#### [WHAT IS EXPECTED]
Each line should be copied exactly.

** BEGIN **

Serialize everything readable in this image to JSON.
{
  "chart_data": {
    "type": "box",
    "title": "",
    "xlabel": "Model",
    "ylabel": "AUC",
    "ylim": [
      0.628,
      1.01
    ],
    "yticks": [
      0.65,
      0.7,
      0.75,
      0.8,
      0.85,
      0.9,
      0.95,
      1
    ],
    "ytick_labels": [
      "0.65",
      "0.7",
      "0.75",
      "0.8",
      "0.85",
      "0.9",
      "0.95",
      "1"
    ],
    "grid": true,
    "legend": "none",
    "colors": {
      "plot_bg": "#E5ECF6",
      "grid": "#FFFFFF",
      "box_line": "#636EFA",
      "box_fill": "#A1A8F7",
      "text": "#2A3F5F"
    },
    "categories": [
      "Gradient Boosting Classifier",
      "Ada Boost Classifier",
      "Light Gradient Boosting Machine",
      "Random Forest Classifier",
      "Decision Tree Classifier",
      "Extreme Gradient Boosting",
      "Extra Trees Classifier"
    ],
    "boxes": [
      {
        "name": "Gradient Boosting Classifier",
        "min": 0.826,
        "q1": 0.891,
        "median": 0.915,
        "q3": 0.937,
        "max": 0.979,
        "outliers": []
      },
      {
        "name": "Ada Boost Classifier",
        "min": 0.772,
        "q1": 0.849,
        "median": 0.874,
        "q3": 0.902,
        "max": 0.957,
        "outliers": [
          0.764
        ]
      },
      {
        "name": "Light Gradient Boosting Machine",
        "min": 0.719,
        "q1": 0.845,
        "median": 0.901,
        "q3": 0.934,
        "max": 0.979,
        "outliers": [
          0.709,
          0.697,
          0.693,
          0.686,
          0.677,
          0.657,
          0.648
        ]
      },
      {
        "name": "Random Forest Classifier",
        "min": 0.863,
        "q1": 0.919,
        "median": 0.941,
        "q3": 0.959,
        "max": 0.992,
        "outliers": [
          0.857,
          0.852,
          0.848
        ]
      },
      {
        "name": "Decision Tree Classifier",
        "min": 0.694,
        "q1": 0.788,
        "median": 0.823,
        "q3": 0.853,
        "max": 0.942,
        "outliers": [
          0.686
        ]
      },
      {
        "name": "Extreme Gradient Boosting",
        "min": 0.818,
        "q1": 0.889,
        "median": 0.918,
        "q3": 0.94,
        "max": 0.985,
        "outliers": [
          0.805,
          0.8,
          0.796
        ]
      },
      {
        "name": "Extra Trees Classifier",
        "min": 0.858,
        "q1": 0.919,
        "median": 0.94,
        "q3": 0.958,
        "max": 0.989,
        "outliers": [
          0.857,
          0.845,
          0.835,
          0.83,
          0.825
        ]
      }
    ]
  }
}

** END **

#### [ANSWER]
Serialize everything readable in this image to JSON.
{
  "chart_data": {
    "type": "box",
    "title": "",
    "xlabel": "Model",
    "ylabel": "AUC",
    "ylim": [
      0.628,
      1.01
    ],
    "yticks": [
      0.65,
      0.7,
      0.75,
      0.8,
      0.85,
      0.9,
      0.95,
      1
    ],
    "ytick_labels": [
      "0.65",
      "0.7",
      "0.75",
      "0.8",
      "0.85",
      "0.9",
      "0.95",
      "1"
    ],
    "grid": true,
    "legend": "none",
    "colors": {
      "plot_bg": "#E5ECF6",
      "grid": "#FFFFFF",
      "box_line": "#636EFA",
      "box_fill": "#A1A8F7",
      "text": "#2A3F5F"
    },
    "categories": [
      "Gradient Boosting Classifier",
      "Ada Boost Classifier",
      "Light Gradient Boosting Machine",
      "Random Forest Classifier",
      "Decision Tree Classifier",
      "Extreme Gradient Boosting",
      "Extra Trees Classifier"
    ],
    "boxes": [
      {
        "name": "Gradient Boosting Classifier",
        "min": 0.826,
        "q1": 0.891,
        "median": 0.915,
        "q3": 0.937,
        "max": 0.979,
        "outliers": []
      },
      {
        "name": "Ada Boost Classifier",
        "min": 0.772,
        "q1": 0.849,
        "median": 0.874,
        "q3": 0.902,
        "max": 0.957,
        "outliers": [
          0.764
        ]
      },
      {
        "name": "Light Gradient Boosting Machine",
        "min": 0.719,
        "q1": 0.845,
        "median": 0.901,
        "q3": 0.934,
        "max": 0.979,
        "outliers": [
          0.709,
          0.697,
          0.693,
          0.686,
          0.677,
          0.657,
          0.648
        ]
      },
      {
        "name": "Random Forest Classifier",
        "min": 0.863,
        "q1": 0.919,
        "median": 0.941,
        "q3": 0.959,
        "max": 0.992,
        "outliers": [
          0.857,
          0.852,
          0.848
        ]
      },
      {
        "name": "Decision Tree Classifier",
        "min": 0.694,
        "q1": 0.788,
        "median": 0.823,
        "q3": 0.853,
        "max": 0.942,
        "outliers": [
          0.686
        ]
      },
      {
        "name": "Extreme Gradient Boosting",
        "min": 0.818,
        "q1": 0.889,
        "median": 0.918,
        "q3": 0.94,
        "max": 0.985,
        "outliers": [
          0.805,
          0.8,
          0.796
        ]
      },
      {
        "name": "Extra Trees Classifier",
        "min": 0.858,
        "q1": 0.919,
        "median": 0.94,
        "q3": 0.958,
        "max": 0.989,
        "outliers": [
          0.857,
          0.845,
          0.835,
          0.83,
          0.825
        ]
      }
    ]
  }
}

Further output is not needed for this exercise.